What you are asked to do> Output the data below in full, character for character.

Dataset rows
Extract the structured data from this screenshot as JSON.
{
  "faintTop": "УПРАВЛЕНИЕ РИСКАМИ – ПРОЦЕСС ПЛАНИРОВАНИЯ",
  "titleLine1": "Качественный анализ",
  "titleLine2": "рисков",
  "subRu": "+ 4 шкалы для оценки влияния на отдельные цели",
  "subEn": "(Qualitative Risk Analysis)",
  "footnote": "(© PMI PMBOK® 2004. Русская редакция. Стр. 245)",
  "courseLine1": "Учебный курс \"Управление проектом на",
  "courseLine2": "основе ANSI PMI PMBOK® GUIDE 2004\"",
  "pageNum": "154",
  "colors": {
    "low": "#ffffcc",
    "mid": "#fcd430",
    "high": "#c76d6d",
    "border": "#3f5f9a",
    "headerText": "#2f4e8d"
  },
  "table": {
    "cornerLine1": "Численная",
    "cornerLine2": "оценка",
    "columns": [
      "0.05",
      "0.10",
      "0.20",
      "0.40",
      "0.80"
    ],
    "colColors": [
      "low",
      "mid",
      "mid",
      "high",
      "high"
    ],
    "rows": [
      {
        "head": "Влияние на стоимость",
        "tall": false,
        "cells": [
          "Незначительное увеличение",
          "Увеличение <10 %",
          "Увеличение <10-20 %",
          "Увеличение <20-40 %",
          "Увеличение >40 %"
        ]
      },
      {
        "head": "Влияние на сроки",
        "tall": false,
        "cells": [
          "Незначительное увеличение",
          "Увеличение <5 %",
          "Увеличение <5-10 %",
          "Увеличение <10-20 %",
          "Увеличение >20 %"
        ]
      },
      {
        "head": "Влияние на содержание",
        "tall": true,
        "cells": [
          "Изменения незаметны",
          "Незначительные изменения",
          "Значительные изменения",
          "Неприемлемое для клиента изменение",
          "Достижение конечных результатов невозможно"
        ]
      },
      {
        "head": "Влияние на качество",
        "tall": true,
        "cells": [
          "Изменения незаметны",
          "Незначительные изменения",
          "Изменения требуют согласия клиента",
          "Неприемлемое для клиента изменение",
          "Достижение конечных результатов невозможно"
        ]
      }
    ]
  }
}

Output for this exercise>
Extract the structured data from this screenshot as JSON.
{
  "faintTop": "УПРАВЛЕНИЕ РИСКАМИ – ПРОЦЕСС ПЛАНИРОВАНИЯ",
  "titleLine1": "Качественный анализ",
  "titleLine2": "рисков",
  "subRu": "+ 4 шкалы для оценки влияния на отдельные цели",
  "subEn": "(Qualitative Risk Analysis)",
  "footnote": "(© PMI PMBOK® 2004. Русская редакция. Стр. 245)",
  "courseLine1": "Учебный курс \"Управление проектом на",
  "courseLine2": "основе ANSI PMI PMBOK® GUIDE 2004\"",
  "pageNum": "154",
  "colors": {
    "low": "#ffffcc",
    "mid": "#fcd430",
    "high": "#c76d6d",
    "border": "#3f5f9a",
    "headerText": "#2f4e8d"
  },
  "table": {
    "cornerLine1": "Численная",
    "cornerLine2": "оценка",
    "columns": [
      "0.05",
      "0.10",
      "0.20",
      "0.40",
      "0.80"
    ],
    "colColors": [
      "low",
      "mid",
      "mid",
      "high",
      "high"
    ],
    "rows": [
      {
        "head": "Влияние на стоимость",
        "tall": false,
        "cells": [
          "Незначительное увеличение",
          "Увеличение <10 %",
          "Увеличение <10-20 %",
          "Увеличение <20-40 %",
          "Увеличение >40 %"
        ]
      },
      {
        "head": "Влияние на сроки",
        "tall": false,
        "cells": [
          "Незначительное увеличение",
          "Увеличение <5 %",
          "Увеличение <5-10 %",
          "Увеличение <10-20 %",
          "Увеличение >20 %"
        ]
      },
      {
        "head": "Влияние на содержание",
        "tall": true,
        "cells": [
          "Изменения незаметны",
          "Незначительные изменения",
          "Значительные изменения",
          "Неприемлемое для клиента изменение",
          "Достижение конечных результатов невозможно"
        ]
      },
      {
        "head": "Влияние на качество",
        "tall": true,
        "cells": [
          "Изменения незаметны",
          "Незначительные изменения",
          "Изменения требуют согласия клиента",
          "Неприемлемое для клиента изменение",
          "Достижение конечных результатов невозможно"
        ]
      }
    ]
  }
}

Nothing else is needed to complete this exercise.